> **AIM**
Please give the listing again in its entirety, exactly as written.

--- DATA PROVIDED ---

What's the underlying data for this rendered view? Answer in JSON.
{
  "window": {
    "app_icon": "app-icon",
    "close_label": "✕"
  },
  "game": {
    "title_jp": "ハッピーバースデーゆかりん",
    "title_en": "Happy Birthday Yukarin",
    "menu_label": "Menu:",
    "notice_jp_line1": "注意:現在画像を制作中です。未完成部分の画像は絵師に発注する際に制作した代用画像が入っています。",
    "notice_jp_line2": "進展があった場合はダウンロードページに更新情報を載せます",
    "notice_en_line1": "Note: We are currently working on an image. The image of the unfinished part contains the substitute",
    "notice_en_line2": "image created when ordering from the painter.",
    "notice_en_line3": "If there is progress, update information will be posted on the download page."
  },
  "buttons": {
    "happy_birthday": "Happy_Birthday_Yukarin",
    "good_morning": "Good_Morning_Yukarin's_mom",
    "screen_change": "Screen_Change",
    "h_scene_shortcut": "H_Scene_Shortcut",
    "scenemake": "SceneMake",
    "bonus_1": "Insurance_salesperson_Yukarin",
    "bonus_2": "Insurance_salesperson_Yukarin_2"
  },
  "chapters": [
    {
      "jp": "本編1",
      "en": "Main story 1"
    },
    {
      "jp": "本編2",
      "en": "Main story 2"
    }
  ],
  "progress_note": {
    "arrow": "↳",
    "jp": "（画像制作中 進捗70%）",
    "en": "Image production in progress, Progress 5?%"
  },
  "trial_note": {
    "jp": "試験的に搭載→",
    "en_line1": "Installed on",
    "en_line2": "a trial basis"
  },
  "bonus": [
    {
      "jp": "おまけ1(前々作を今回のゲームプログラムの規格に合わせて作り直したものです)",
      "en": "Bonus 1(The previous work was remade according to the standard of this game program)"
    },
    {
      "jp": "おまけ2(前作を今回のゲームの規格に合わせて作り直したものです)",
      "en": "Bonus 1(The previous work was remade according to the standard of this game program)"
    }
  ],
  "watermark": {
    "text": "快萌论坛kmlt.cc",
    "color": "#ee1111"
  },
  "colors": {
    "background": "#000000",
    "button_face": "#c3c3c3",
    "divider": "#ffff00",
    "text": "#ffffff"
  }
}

---

> **ANSWER TO THE EXERCISE**
What's the underlying data for this rendered view? Answer in JSON.
{
  "window": {
    "app_icon": "app-icon",
    "close_label": "✕"
  },
  "game": {
    "title_jp": "ハッピーバースデーゆかりん",
    "title_en": "Happy Birthday Yukarin",
    "menu_label": "Menu:",
    "notice_jp_line1": "注意:現在画像を制作中です。未完成部分の画像は絵師に発注する際に制作した代用画像が入っています。",
    "notice_jp_line2": "進展があった場合はダウンロードページに更新情報を載せます",
    "notice_en_line1": "Note: We are currently working on an image. The image of the unfinished part contains the substitute",
    "notice_en_line2": "image created when ordering from the painter.",
    "notice_en_line3": "If there is progress, update information will be posted on the download page."
  },
  "buttons": {
    "happy_birthday": "Happy_Birthday_Yukarin",
    "good_morning": "Good_Morning_Yukarin's_mom",
    "screen_change": "Screen_Change",
    "h_scene_shortcut": "H_Scene_Shortcut",
    "scenemake": "SceneMake",
    "bonus_1": "Insurance_salesperson_Yukarin",
    "bonus_2": "Insurance_salesperson_Yukarin_2"
  },
  "chapters": [
    {
      "jp": "本編1",
      "en": "Main story 1"
    },
    {
      "jp": "本編2",
      "en": "Main story 2"
    }
  ],
  "progress_note": {
    "arrow": "↳",
    "jp": "（画像制作中 進捗70%）",
    "en": "Image production in progress, Progress 5?%"
  },
  "trial_note": {
    "jp": "試験的に搭載→",
    "en_line1": "Installed on",
    "en_line2": "a trial basis"
  },
  "bonus": [
    {
      "jp": "おまけ1(前々作を今回のゲームプログラムの規格に合わせて作り直したものです)",
      "en": "Bonus 1(The previous work was remade according to the standard of this game program)"
    },
    {
      "jp": "おまけ2(前作を今回のゲームの規格に合わせて作り直したものです)",
      "en": "Bonus 1(The previous work was remade according to the standard of this game program)"
    }
  ],
  "watermark": {
    "text": "快萌论坛kmlt.cc",
    "color": "#ee1111"
  },
  "colors": {
    "background": "#000000",
    "button_face": "#c3c3c3",
    "divider": "#ffff00",
    "text": "#ffffff"
  }
}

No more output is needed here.